Exercise requirements — Find every line in the records below that holds the word "this", and copy each one.
>>>>>
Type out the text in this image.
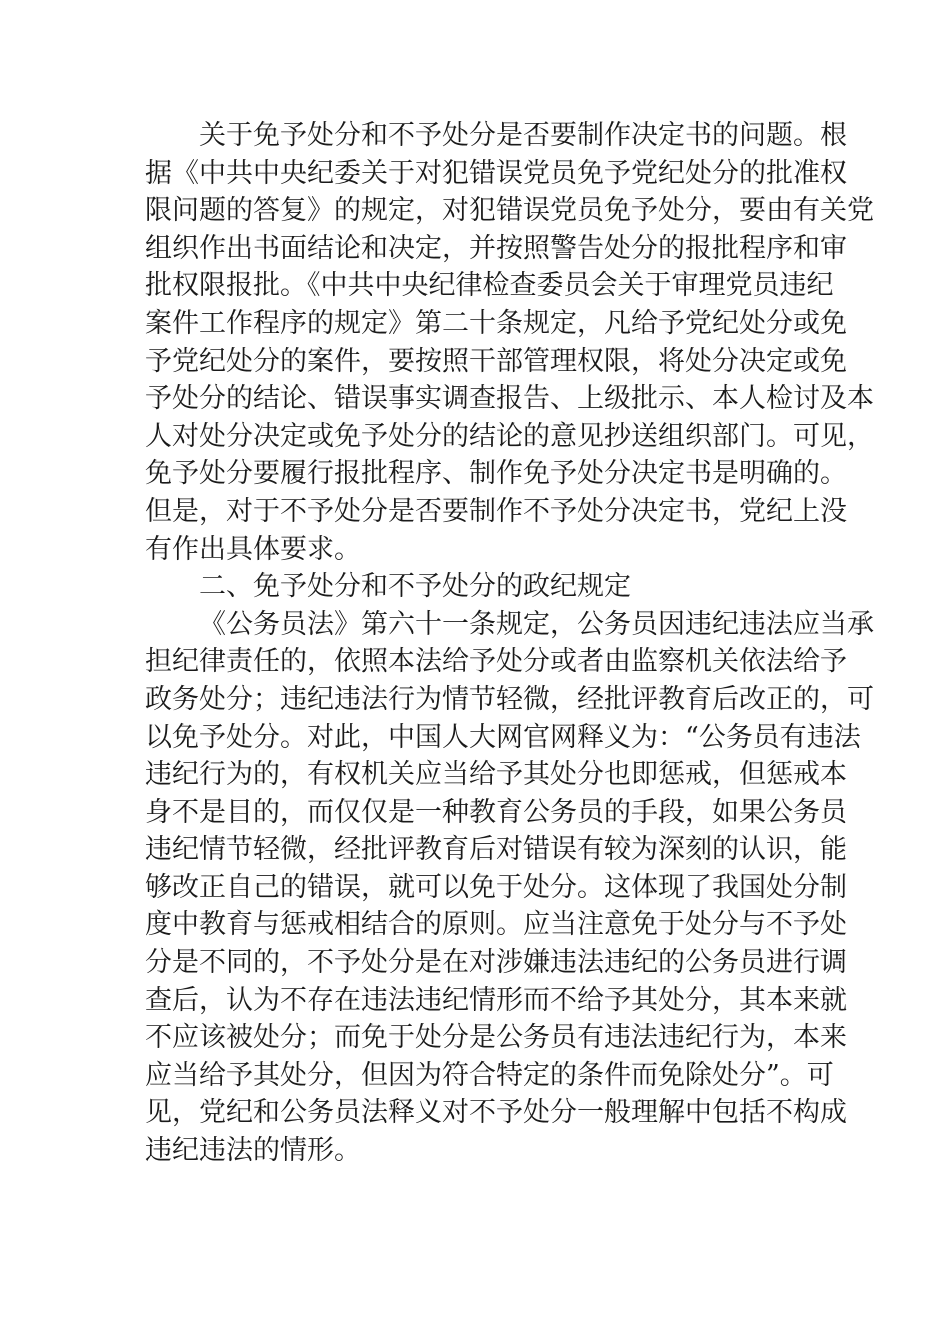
关于免予处分和不予处分是否要制作决定书的问题。根
据《中共中央纪委关于对犯错误党员免予党纪处分的批准权
限问题的答复》的规定，对犯错误党员免予处分，要由有关党
组织作出书面结论和决定，并按照警告处分的报批程序和审
批权限报批。《中共中央纪律检查委员会关于审理党员违纪
案件工作程序的规定》第二十条规定，凡给予党纪处分或免
予党纪处分的案件，要按照干部管理权限，将处分决定或免
予处分的结论、错误事实调查报告、上级批示、本人检讨及本
人对处分决定或免予处分的结论的意见抄送组织部门。可见，
免予处分要履行报批程序、制作免予处分决定书是明确的。
但是，对于不予处分是否要制作不予处分决定书，党纪上没
有作出具体要求。
二、免予处分和不予处分的政纪规定
《公务员法》第六十一条规定，公务员因违纪违法应当承
担纪律责任的，依照本法给予处分或者由监察机关依法给予
政务处分；违纪违法行为情节轻微，经批评教育后改正的，可
以免予处分。对此，中国人大网官网释义为：“公务员有违法
违纪行为的，有权机关应当给予其处分也即惩戒，但惩戒本
身不是目的，而仅仅是一种教育公务员的手段，如果公务员
违纪情节轻微，经批评教育后对错误有较为深刻的认识，能
够改正自己的错误，就可以免于处分。这体现了我国处分制
度中教育与惩戒相结合的原则。应当注意免于处分与不予处
分是不同的，不予处分是在对涉嫌违法违纪的公务员进行调
查后，认为不存在违法违纪情形而不给予其处分，其本来就
不应该被处分；而免于处分是公务员有违法违纪行为，本来
应当给予其处分，但因为符合特定的条件而免除处分”。可
见，党纪和公务员法释义对不予处分一般理解中包括不构成
违纪违法的情形。
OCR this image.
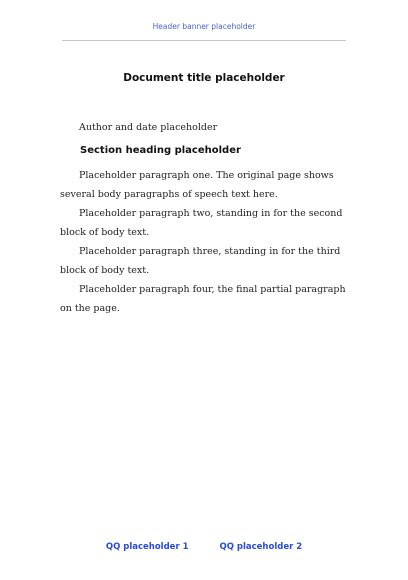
Header banner placeholder
Document title placeholder

Author and date placeholder

Section heading placeholder

Placeholder paragraph one. The original page shows several body paragraphs of speech text here.

Placeholder paragraph two, standing in for the second block of body text.

Placeholder paragraph three, standing in for the third block of body text.

Placeholder paragraph four, the final partial paragraph on the page.

QQ placeholder 1	QQ placeholder 2
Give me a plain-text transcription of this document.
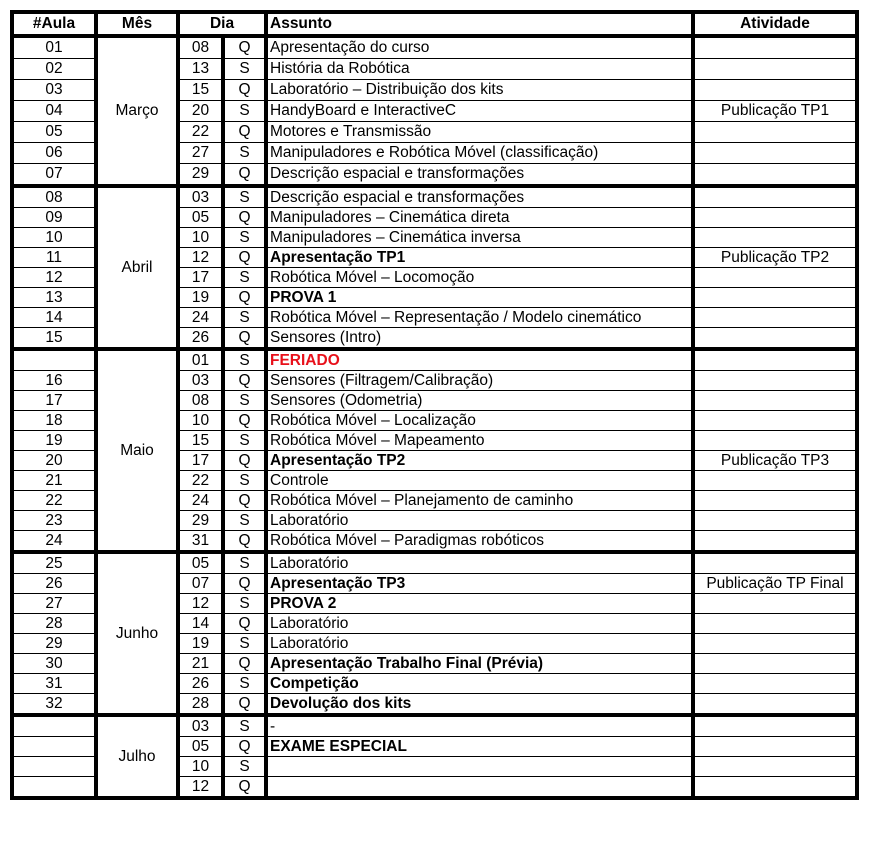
#Aula	Mês	Dia		Assunto	Atividade
01	Março	08	Q	Apresentação do curso	
02		13	S	História da Robótica	
03		15	Q	Laboratório – Distribuição dos kits	
04		20	S	HandyBoard e InteractiveC	Publicação TP1
05		22	Q	Motores e Transmissão	
06		27	S	Manipuladores e Robótica Móvel (classificação)	
07		29	Q	Descrição espacial e transformações	
08	Abril	03	S	Descrição espacial e transformações	
09		05	Q	Manipuladores – Cinemática direta	
10		10	S	Manipuladores – Cinemática inversa	
11		12	Q	Apresentação TP1	Publicação TP2
12		17	S	Robótica Móvel – Locomoção	
13		19	Q	PROVA 1	
14		24	S	Robótica Móvel – Representação / Modelo cinemático	
15		26	Q	Sensores (Intro)	
	Maio	01	S	FERIADO	
16		03	Q	Sensores (Filtragem/Calibração)	
17		08	S	Sensores (Odometria)	
18		10	Q	Robótica Móvel – Localização	
19		15	S	Robótica Móvel – Mapeamento	
20		17	Q	Apresentação TP2	Publicação TP3
21		22	S	Controle	
22		24	Q	Robótica Móvel – Planejamento de caminho	
23		29	S	Laboratório	
24		31	Q	Robótica Móvel – Paradigmas robóticos	
25	Junho	05	S	Laboratório	
26		07	Q	Apresentação TP3	Publicação TP Final
27		12	S	PROVA 2	
28		14	Q	Laboratório	
29		19	S	Laboratório	
30		21	Q	Apresentação Trabalho Final (Prévia)	
31		26	S	Competição	
32		28	Q	Devolução dos kits	
	Julho	03	S	-	
		05	Q	EXAME ESPECIAL	
		10	S		
		12	Q		
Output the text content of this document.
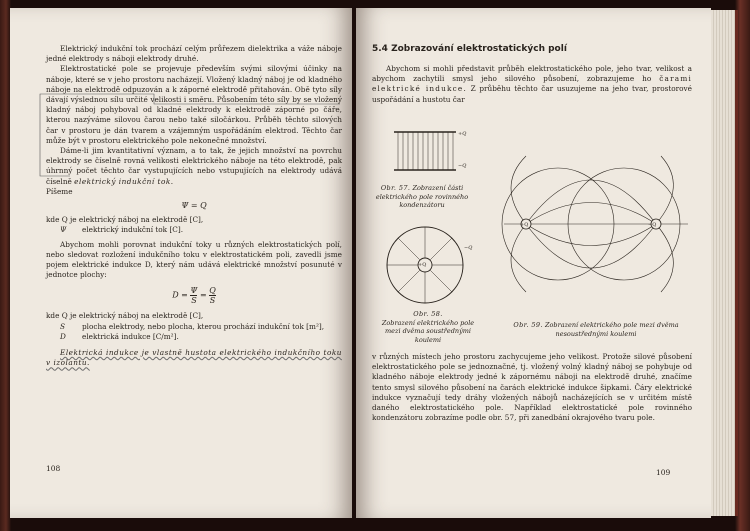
Elektrický indukční tok prochází celým průřezem dielektrika a váže náboje jedné elektrody s náboji elektrody druhé.

Elektrostatické pole se projevuje především svými silovými účinky na náboje, které se v jeho prostoru nacházejí. Vložený kladný náboj je od kladného náboje na elektrodě odpuzován a k záporné elektrodě přitahován. Obě tyto síly dávají výslednou sílu určité velikosti i směru. Působením této síly by se vložený kladný náboj pohyboval od kladné elektrody k elektrodě záporné po čáře, kterou nazýváme silovou čarou nebo také siločárkou. Průběh těchto silových čar v prostoru je dán tvarem a vzájemným uspořádáním elektrod. Těchto čar může být v prostoru elektrického pole nekonečné množství.

Dáme-li jim kvantitativní význam, a to tak, že jejich množství na povrchu elektrody se číselně rovná velikosti elektrického náboje na této elektrodě, pak úhrnný počet těchto čar vystupujících nebo vstupujících na elektrody udává číselně elektrický indukční tok.

Píšeme

Ψ = Q

kde Q je elektrický náboj na elektrodě [C],

Ψ	elektrický indukční tok [C].

Abychom mohli porovnat indukční toky u různých elektrostatických polí, nebo sledovat rozložení indukčního toku v elektrostatickém poli, zavedli jsme pojem elektrické indukce D, který nám udává elektrické množství posunuté v jednotce plochy:

$D = \frac{\Psi}{S} = \frac{Q}{S}$

kde Q je elektrický náboj na elektrodě [C],

S	plocha elektrody, nebo plocha, kterou prochází indukční tok [m²],
D	elektrická indukce [C/m²].

Elektrická indukce je vlastně hustota elektrického indukčního toku v izolantu.

108
5.4 Zobrazování elektrostatických polí

Abychom si mohli představit průběh elektrostatického pole, jeho tvar, velikost a abychom zachytili smysl jeho silového působení, zobrazujeme ho čarami elektrické indukce. Z průběhu těchto čar usuzujeme na jeho tvar, prostorové uspořádání a hustotu čar

+Q
−Q
Obr. 57. Zobrazení části elektrického pole rovinného kondenzátoru
+Q
−Q
Obr. 58.
Zobrazení elektrického pole mezi dvěma soustřednými koulemi
+Q	−Q
Obr. 59. Zobrazení elektrického pole mezi dvěma nesoustřednými koulemi

v různých místech jeho prostoru zachycujeme jeho velikost. Protože silové působení elektrostatického pole se jednoznačné, tj. vložený volný kladný náboj se pohybuje od kladného náboje elektrody jedné k zápornému náboji na elektrodě druhé, značíme tento smysl silového působení na čarách elektrické indukce šipkami. Čáry elektrické indukce vyznačují tedy dráhy vložených nábojů nacházejících se v určitém místě daného elektrostatického pole. Například elektrostatické pole rovinného kondenzátoru zobrazíme podle obr. 57, při zanedbání okrajového tvaru pole.

109
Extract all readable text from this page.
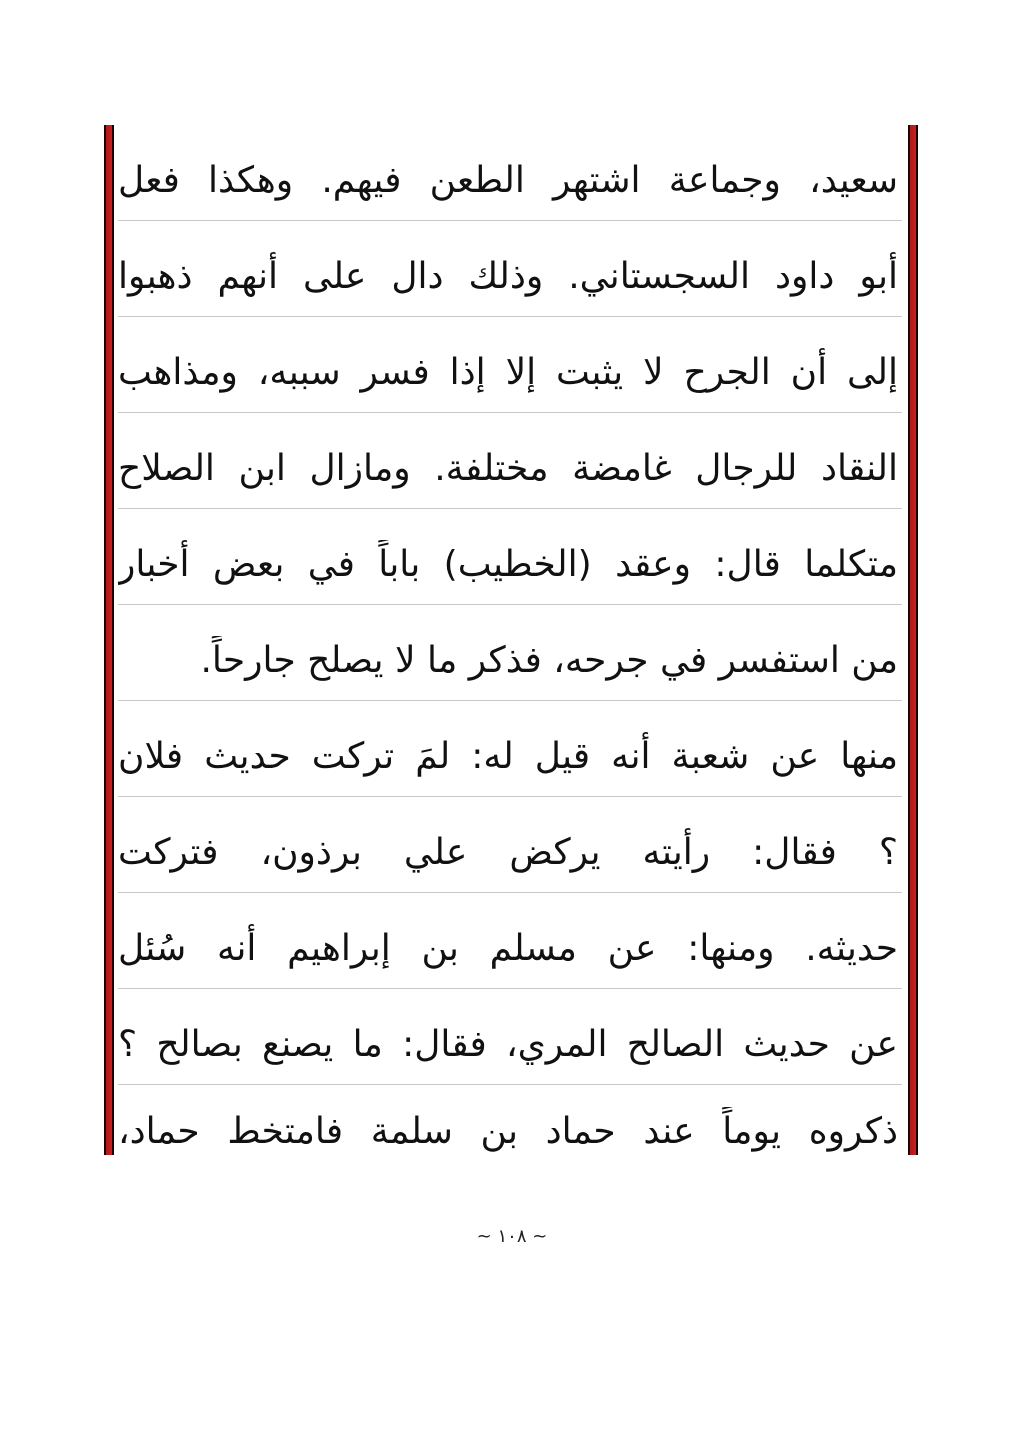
سعيد، وجماعة اشتهر الطعن فيهم. وهكذا فعل
أبو داود السجستاني. وذلك دال على أنهم ذهبوا
إلى أن الجرح لا يثبت إلا إذا فسر سببه، ومذاهب
النقاد للرجال غامضة مختلفة. ومازال ابن الصلاح
متكلما قال: وعقد (الخطيب) باباً في بعض أخبار
من استفسر في جرحه، فذكر ما لا يصلح جارحاً.
منها عن شعبة أنه قيل له: لمَ تركت حديث فلان
؟ فقال: رأيته يركض علي برذون، فتركت
حديثه. ومنها: عن مسلم بن إبراهيم أنه سُئل
عن حديث الصالح المري، فقال: ما يصنع بصالح ؟
ذكروه يوماً عند حماد بن سلمة فامتخط حماد،
~ ١٠٨ ~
<<<<<
Output of the exercise —
Type out the text in this image.
OCR this image.
Give me a plain-text transcription of this document.
Output the text content of this document.
Extract all readable text from this page.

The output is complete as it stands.